* Exercise aim
Copy every line from the records below that holds the word "المأمور".

* Raw records

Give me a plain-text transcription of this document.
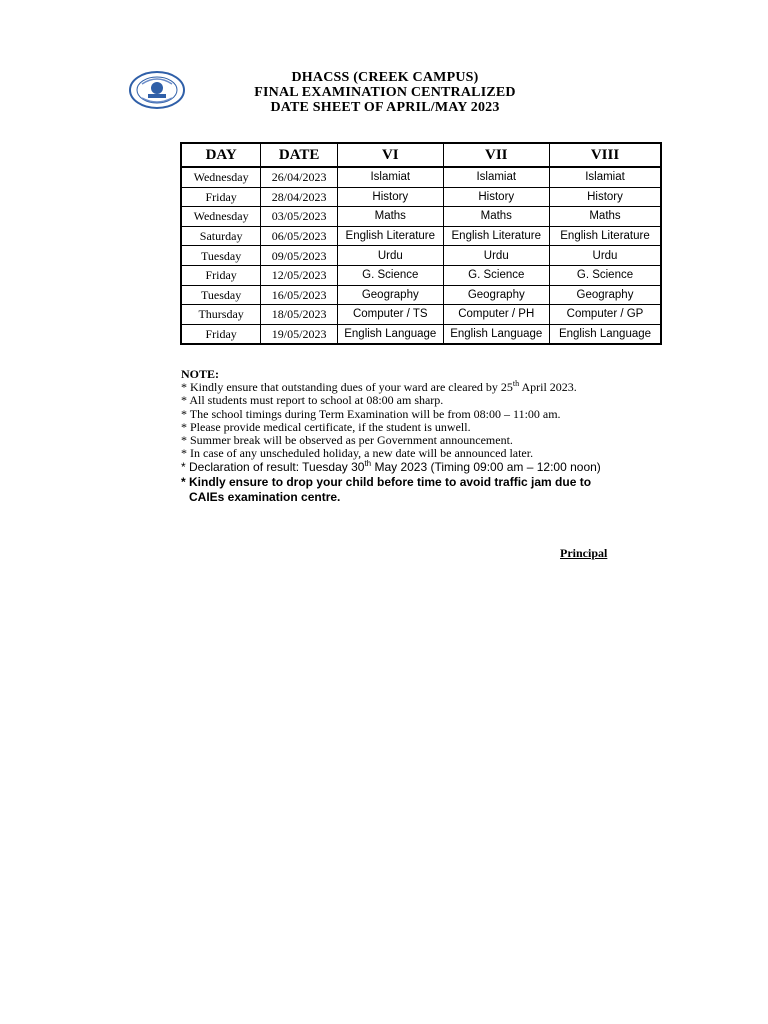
DHACSS (CREEK CAMPUS)
FINAL EXAMINATION CENTRALIZED
DATE SHEET OF APRIL/MAY 2023
DAY	DATE	VI	VII	VIII
Wednesday	26/04/2023	Islamiat	Islamiat	Islamiat
Friday	28/04/2023	History	History	History
Wednesday	03/05/2023	Maths	Maths	Maths
Saturday	06/05/2023	English Literature	English Literature	English Literature
Tuesday	09/05/2023	Urdu	Urdu	Urdu
Friday	12/05/2023	G. Science	G. Science	G. Science
Tuesday	16/05/2023	Geography	Geography	Geography
Thursday	18/05/2023	Computer / TS	Computer / PH	Computer / GP
Friday	19/05/2023	English Language	English Language	English Language
NOTE:
* Kindly ensure that outstanding dues of your ward are cleared by 25th April 2023.
* All students must report to school at 08:00 am sharp.
* The school timings during Term Examination will be from 08:00 – 11:00 am.
* Please provide medical certificate, if the student is unwell.
* Summer break will be observed as per Government announcement.
* In case of any unscheduled holiday, a new date will be announced later.
* Declaration of result: Tuesday 30th May 2023 (Timing 09:00 am – 12:00 noon)
* Kindly ensure to drop your child before time to avoid traffic jam due to
CAIEs examination centre.
Principal
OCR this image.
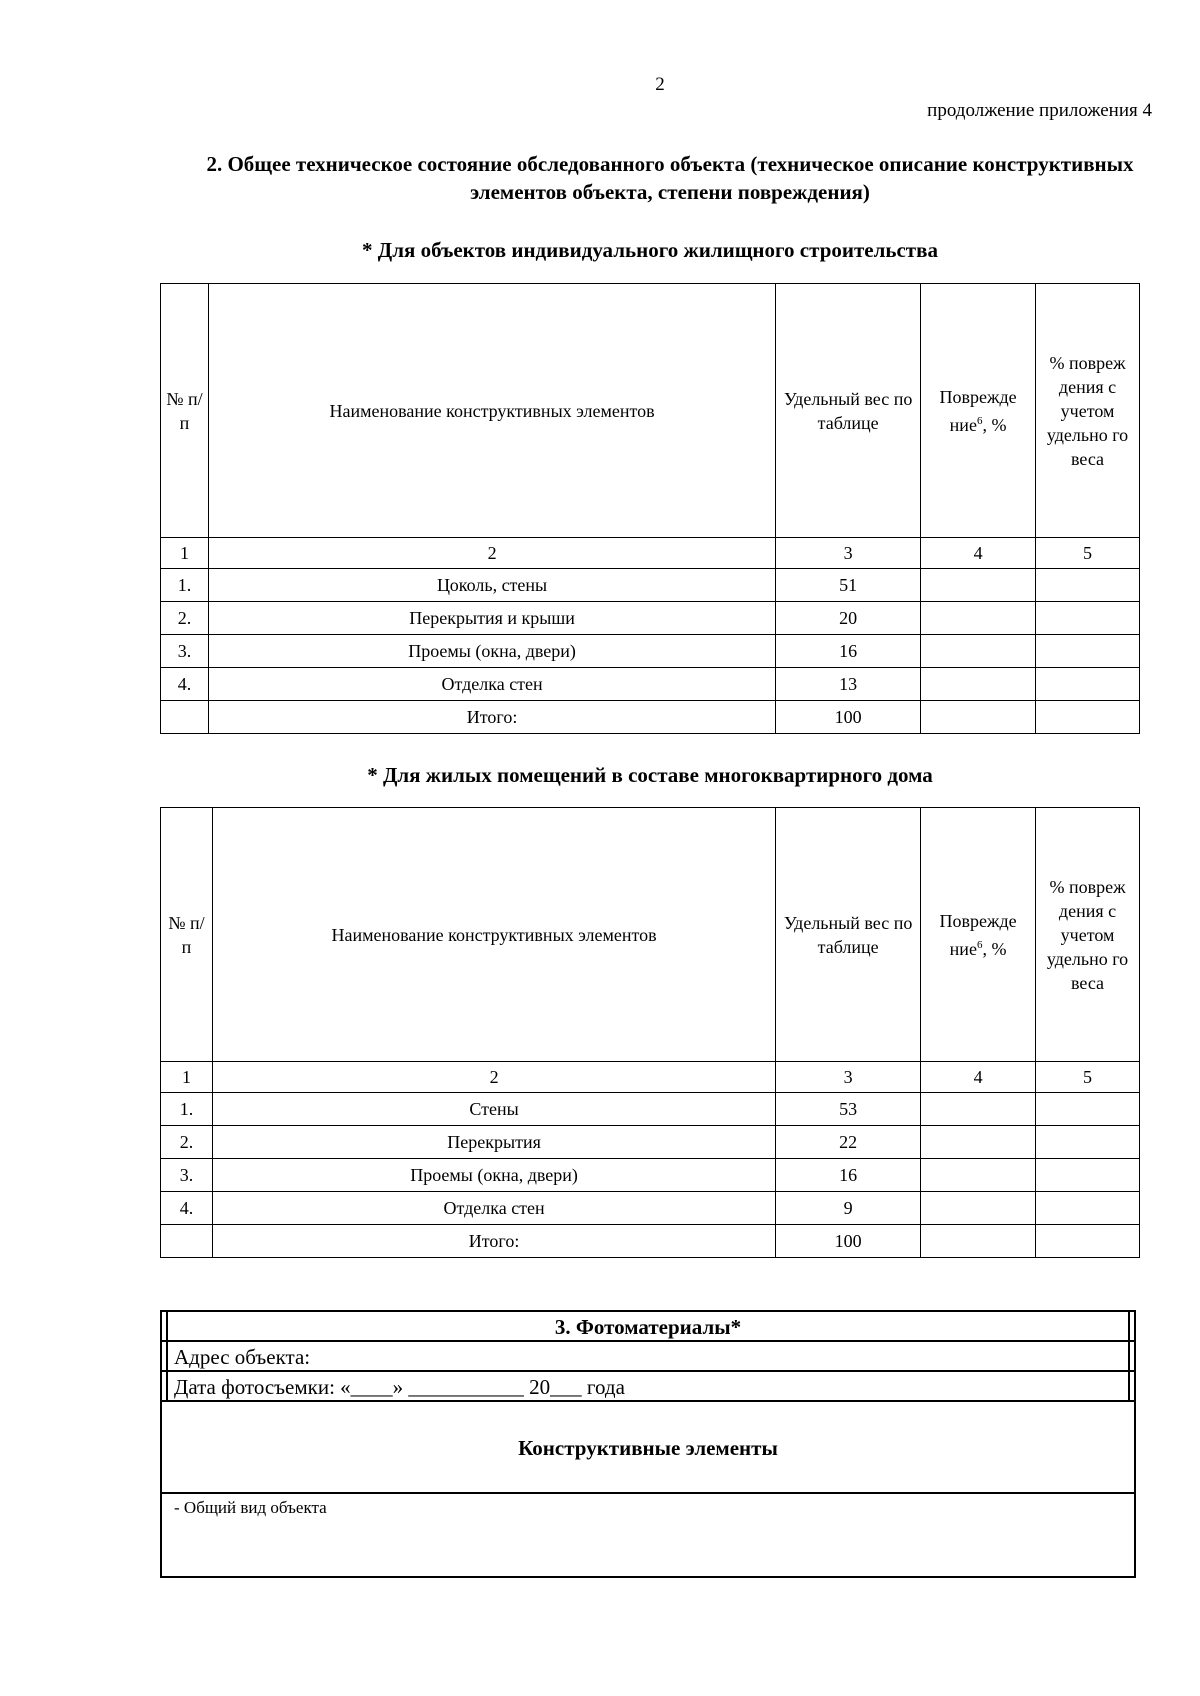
2
продолжение приложения 4
2. Общее техническое состояние обследованного объекта (техническое описание конструктивных элементов объекта, степени повреждения)
* Для объектов индивидуального жилищного строительства
№ п/ п	Наименование конструктивных элементов	Удельный вес по таблице	Поврежде ние$^6$, %	% повреж дения с учетом удельно го веса
1	2	3	4	5
1.	Цоколь, стены	51		
2.	Перекрытия и крыши	20		
3.	Проемы (окна, двери)	16		
4.	Отделка стен	13		
	Итого:	100		
* Для жилых помещений в составе многоквартирного дома
№ п/п	Наименование конструктивных элементов	Удельный вес по таблице	Поврежде ние$^6$, %	% повреж дения с учетом удельно го веса
1	2	3	4	5
1.	Стены	53		
2.	Перекрытия	22		
3.	Проемы (окна, двери)	16		
4.	Отделка стен	9		
	Итого:	100		
3. Фотоматериалы*
Адрес объекта:
Дата фотосъемки: «____» ___________ 20___ года
Конструктивные элементы
- Общий вид объекта
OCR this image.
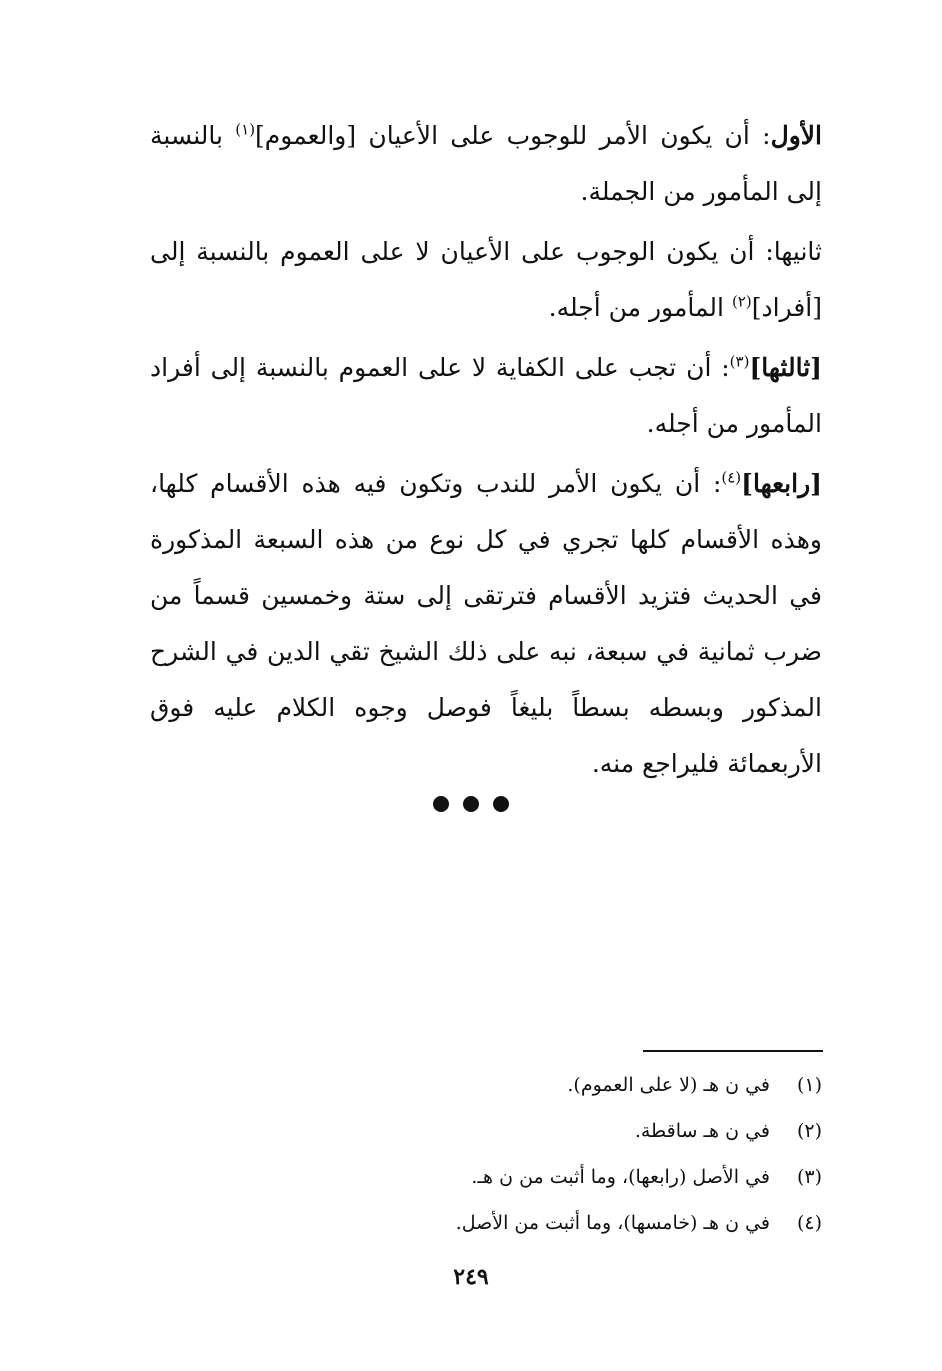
الأول: أن يكون الأمر للوجوب على الأعيان [والعموم]$^{(١)}$ بالنسبة إلى المأمور من الجملة.

ثانيها: أن يكون الوجوب على الأعيان لا على العموم بالنسبة إلى [أفراد]$^{(٢)}$ المأمور من أجله.

[ثالثها]$^{(٣)}$: أن تجب على الكفاية لا على العموم بالنسبة إلى أفراد المأمور من أجله.

[رابعها]$^{(٤)}$: أن يكون الأمر للندب وتكون فيه هذه الأقسام كلها، وهذه الأقسام كلها تجري في كل نوع من هذه السبعة المذكورة في الحديث فتزيد الأقسام فترتقى إلى ستة وخمسين قسماً من ضرب ثمانية في سبعة، نبه على ذلك الشيخ تقي الدين في الشرح المذكور وبسطه بسطاً بليغاً فوصل وجوه الكلام عليه فوق الأربعمائة فليراجع منه.

(١)
في ن هـ (لا على العموم).
(٢)
في ن هـ ساقطة.
(٣)
في الأصل (رابعها)، وما أثبت من ن هـ.
(٤)
في ن هـ (خامسها)، وما أثبت من الأصل.
٢٤٩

* Response to this exercise
الأول: أن يكون الأمر للوجوب على الأعيان [والعموم]$^{(١)}$ بالنسبة إلى المأمور من الجملة.
ثانيها: أن يكون الوجوب على الأعيان لا على العموم بالنسبة إلى [أفراد]$^{(٢)}$ المأمور من أجله.
[ثالثها]$^{(٣)}$: أن تجب على الكفاية لا على العموم بالنسبة إلى أفراد المأمور من أجله.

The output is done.